§ **Your task**:
From the listing below, pick out each line with the word "ylabel".

Figure data in JSON:
::::::::
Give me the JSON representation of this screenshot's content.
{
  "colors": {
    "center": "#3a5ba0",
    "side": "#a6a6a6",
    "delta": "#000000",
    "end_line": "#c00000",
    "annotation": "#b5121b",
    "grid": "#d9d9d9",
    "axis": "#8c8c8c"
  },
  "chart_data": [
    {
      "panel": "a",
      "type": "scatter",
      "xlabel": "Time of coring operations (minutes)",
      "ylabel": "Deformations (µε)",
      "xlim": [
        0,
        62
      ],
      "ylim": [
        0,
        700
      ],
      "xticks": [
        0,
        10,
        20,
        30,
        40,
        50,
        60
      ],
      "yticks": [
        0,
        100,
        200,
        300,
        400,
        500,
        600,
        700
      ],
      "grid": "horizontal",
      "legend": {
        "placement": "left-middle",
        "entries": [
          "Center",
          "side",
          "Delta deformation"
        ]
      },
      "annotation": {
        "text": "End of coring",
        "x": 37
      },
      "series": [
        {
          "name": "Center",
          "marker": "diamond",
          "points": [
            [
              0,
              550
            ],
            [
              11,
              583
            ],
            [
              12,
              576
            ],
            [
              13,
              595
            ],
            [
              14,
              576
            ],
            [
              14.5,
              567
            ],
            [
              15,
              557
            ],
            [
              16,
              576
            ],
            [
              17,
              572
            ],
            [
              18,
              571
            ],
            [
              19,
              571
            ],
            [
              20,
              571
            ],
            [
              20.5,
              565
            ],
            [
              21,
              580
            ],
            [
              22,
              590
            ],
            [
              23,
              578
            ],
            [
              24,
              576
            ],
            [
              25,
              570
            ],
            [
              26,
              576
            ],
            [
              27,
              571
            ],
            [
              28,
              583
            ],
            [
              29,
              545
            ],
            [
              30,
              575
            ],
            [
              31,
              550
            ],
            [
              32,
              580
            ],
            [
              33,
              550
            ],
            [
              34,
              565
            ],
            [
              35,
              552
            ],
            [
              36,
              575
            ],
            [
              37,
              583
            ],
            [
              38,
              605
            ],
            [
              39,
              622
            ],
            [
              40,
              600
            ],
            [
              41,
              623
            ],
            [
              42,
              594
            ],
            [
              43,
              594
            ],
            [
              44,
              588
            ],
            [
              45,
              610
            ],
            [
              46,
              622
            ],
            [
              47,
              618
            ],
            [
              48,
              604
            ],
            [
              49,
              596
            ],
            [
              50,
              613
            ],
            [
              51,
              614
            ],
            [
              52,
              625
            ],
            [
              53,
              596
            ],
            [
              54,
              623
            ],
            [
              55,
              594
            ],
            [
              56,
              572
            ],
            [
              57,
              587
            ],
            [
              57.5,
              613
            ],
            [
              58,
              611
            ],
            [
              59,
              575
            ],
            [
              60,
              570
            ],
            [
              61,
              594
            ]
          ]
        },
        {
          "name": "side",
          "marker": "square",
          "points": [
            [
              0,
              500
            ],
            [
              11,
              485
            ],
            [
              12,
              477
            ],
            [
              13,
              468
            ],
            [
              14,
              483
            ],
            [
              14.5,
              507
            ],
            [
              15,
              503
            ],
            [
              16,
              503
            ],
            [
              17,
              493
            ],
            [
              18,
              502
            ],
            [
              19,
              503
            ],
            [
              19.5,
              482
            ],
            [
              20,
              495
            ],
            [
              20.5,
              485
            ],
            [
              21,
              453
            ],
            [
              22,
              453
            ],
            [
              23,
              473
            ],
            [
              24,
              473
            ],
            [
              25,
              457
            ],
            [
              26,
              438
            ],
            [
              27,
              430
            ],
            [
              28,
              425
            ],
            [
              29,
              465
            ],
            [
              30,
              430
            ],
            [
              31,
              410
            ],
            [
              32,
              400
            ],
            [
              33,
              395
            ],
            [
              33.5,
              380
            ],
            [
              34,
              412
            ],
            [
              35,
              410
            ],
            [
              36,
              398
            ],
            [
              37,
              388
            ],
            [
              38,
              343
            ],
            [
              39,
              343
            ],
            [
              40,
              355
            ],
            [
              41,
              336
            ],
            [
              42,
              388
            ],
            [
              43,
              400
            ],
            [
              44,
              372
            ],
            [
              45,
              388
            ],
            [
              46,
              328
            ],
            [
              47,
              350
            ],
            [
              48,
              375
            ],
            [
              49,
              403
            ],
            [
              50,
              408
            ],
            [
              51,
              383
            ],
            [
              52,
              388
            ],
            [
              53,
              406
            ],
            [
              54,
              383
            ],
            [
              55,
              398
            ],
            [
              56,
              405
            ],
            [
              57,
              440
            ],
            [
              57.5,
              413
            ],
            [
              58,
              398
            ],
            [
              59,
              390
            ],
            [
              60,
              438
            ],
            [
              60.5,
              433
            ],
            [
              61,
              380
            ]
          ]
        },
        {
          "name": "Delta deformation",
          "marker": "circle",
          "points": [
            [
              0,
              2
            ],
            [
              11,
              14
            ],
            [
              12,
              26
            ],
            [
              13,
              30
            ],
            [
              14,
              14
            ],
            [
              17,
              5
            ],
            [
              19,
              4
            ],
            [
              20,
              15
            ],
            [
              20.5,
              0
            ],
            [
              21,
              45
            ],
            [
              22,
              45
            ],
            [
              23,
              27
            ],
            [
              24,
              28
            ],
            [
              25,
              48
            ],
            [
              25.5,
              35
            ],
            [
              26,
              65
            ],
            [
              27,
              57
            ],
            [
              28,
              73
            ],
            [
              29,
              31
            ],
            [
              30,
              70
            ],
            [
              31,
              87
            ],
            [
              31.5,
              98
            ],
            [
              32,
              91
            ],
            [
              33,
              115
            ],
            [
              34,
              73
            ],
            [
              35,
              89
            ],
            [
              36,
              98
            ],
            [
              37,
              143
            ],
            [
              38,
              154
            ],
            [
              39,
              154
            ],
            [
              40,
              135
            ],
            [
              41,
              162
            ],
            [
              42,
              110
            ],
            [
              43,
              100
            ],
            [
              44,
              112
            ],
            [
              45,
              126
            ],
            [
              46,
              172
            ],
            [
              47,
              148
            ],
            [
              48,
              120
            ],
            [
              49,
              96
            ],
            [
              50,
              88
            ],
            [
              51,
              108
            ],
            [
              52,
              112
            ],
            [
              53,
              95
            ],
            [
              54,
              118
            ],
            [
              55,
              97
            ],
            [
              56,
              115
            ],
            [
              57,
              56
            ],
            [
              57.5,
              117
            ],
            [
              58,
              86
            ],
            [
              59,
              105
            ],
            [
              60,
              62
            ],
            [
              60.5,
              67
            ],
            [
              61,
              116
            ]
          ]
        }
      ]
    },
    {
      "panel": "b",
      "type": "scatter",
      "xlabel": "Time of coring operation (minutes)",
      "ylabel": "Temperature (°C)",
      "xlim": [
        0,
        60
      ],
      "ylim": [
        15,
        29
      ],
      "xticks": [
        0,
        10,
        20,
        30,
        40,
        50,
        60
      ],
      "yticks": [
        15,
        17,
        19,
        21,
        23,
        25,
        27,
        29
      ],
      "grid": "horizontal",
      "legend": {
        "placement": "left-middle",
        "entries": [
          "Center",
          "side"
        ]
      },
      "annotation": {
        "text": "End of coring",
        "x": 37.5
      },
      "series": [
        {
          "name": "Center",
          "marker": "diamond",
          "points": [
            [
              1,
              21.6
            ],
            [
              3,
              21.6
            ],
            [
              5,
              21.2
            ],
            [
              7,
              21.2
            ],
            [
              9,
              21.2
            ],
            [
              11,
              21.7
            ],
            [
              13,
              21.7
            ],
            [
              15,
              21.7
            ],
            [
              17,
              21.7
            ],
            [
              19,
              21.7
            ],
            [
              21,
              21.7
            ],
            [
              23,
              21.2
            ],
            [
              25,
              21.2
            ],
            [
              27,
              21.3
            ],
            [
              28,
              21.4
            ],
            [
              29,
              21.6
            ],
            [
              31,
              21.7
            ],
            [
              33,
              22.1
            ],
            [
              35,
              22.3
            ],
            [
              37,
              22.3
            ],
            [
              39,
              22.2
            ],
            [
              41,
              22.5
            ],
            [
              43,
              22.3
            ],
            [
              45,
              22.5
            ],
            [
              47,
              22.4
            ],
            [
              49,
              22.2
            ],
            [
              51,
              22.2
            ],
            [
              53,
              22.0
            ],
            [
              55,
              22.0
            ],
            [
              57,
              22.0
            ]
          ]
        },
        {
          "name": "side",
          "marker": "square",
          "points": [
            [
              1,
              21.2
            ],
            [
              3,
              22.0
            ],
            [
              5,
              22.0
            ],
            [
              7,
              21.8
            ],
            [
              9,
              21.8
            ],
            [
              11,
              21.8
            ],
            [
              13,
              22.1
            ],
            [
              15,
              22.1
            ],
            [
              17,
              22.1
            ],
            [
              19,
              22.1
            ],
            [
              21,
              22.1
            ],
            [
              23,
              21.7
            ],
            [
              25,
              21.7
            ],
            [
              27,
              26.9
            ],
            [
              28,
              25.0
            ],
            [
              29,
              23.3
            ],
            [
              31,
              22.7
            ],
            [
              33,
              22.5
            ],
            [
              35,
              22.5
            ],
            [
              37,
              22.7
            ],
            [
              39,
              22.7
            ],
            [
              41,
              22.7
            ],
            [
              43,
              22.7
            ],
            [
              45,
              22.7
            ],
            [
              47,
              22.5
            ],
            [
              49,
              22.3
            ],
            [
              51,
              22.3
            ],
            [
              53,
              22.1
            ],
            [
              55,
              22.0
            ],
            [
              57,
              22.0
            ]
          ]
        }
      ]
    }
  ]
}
::::::::
§ **Expected answer**:
      "ylabel": "Deformations (µε)",
      "ylabel": "Temperature (°C)",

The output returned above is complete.